Text passage:
──────

Re: OT - 2 of 4 drives in a Raid10 array failed - Any chance of recovery?

From: Craig Ringer <craig(at)postnewspapers(dot)com(dot)au>
To: PG-General Mailing List <pgsql-general(at)postgresql(dot)org>, ow(dot)mun(dot)heng(at)wdc(dot)com
Subject: Re: OT - 2 of 4 drives in a Raid10 array failed - Any chance of recovery?
Date: 2009-10-20 11:02:51
Message-ID: 4ADD98DB.702@postnewspapers.com.au
Views: Raw Message | Whole Thread | Download mbox | Resend email
Thread:
Lists: pgsql-general

On 20/10/2009 4:41 PM, Scott Marlowe wrote:

>> I have a 4 disk Raid10 array running on linux MD raid.
>> Sda / sdb / sdc / sdd
>>
>> One fine day, 2 of the drives just suddenly decide to die on me. (sda and
>> sdd)
>>
>> I've tried multiple methods to try to determine if I can get them back
>> online

You made an exact image of each drive onto new, spare drives with `dd'
or a similar disk imaging tool before trying ANYTHING, right?

──────

Data section:
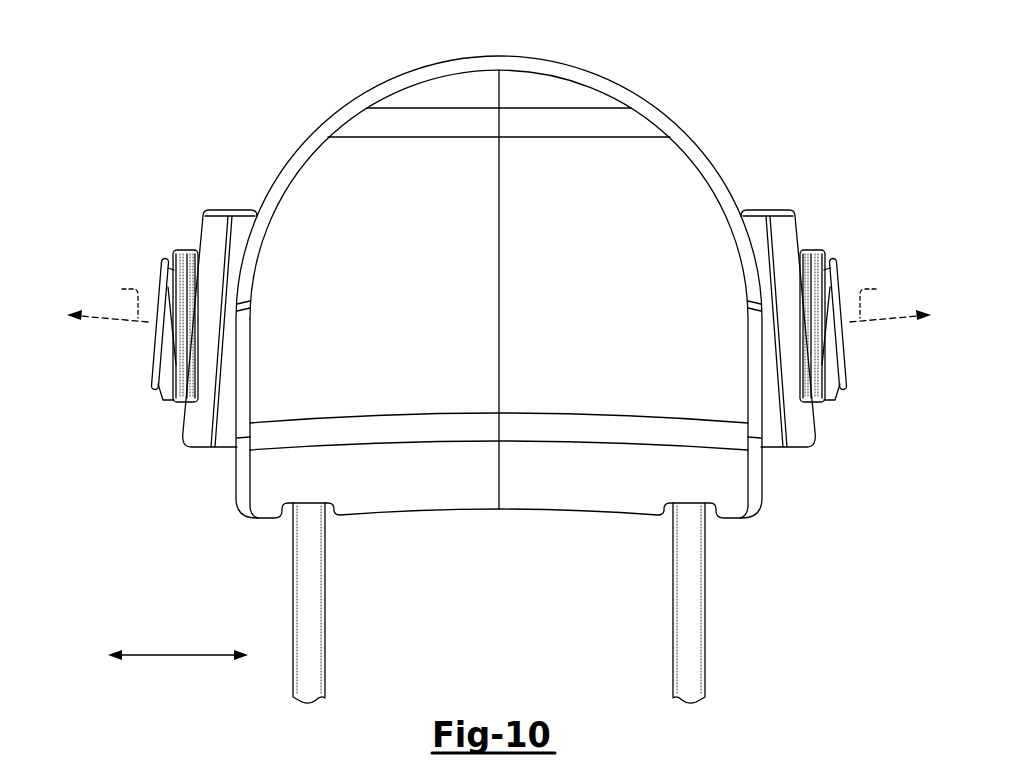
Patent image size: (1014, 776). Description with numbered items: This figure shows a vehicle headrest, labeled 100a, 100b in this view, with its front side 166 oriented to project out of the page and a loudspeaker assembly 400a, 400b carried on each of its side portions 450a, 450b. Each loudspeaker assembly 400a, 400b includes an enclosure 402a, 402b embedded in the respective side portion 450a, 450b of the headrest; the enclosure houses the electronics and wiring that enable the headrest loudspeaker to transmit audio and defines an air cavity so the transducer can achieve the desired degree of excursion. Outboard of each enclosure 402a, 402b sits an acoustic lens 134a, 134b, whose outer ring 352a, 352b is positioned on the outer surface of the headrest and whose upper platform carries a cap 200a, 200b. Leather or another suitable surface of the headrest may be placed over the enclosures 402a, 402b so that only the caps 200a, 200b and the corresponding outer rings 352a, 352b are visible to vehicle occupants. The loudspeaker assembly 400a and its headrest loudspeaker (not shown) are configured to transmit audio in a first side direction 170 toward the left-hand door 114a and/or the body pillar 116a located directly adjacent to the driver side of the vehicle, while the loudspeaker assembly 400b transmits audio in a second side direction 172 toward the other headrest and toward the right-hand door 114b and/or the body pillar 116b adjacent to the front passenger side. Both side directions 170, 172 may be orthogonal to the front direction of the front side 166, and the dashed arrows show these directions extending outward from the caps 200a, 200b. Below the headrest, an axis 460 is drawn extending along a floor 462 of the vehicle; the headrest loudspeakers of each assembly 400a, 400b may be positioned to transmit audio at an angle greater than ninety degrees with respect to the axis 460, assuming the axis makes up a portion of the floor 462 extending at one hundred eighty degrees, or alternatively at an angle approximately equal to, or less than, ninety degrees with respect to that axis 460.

──────

Work to complete: In the mailing list reply about failed RAID drives, translate this sentence into Spanish: "I have a 4 disk Raid10 array running on linux MD raid." The material placed after the text is separate from it and stands on its own.

Reply to the exercise: Tengo un arreglo Raid10 de 4 discos que funciona con linux MD raid.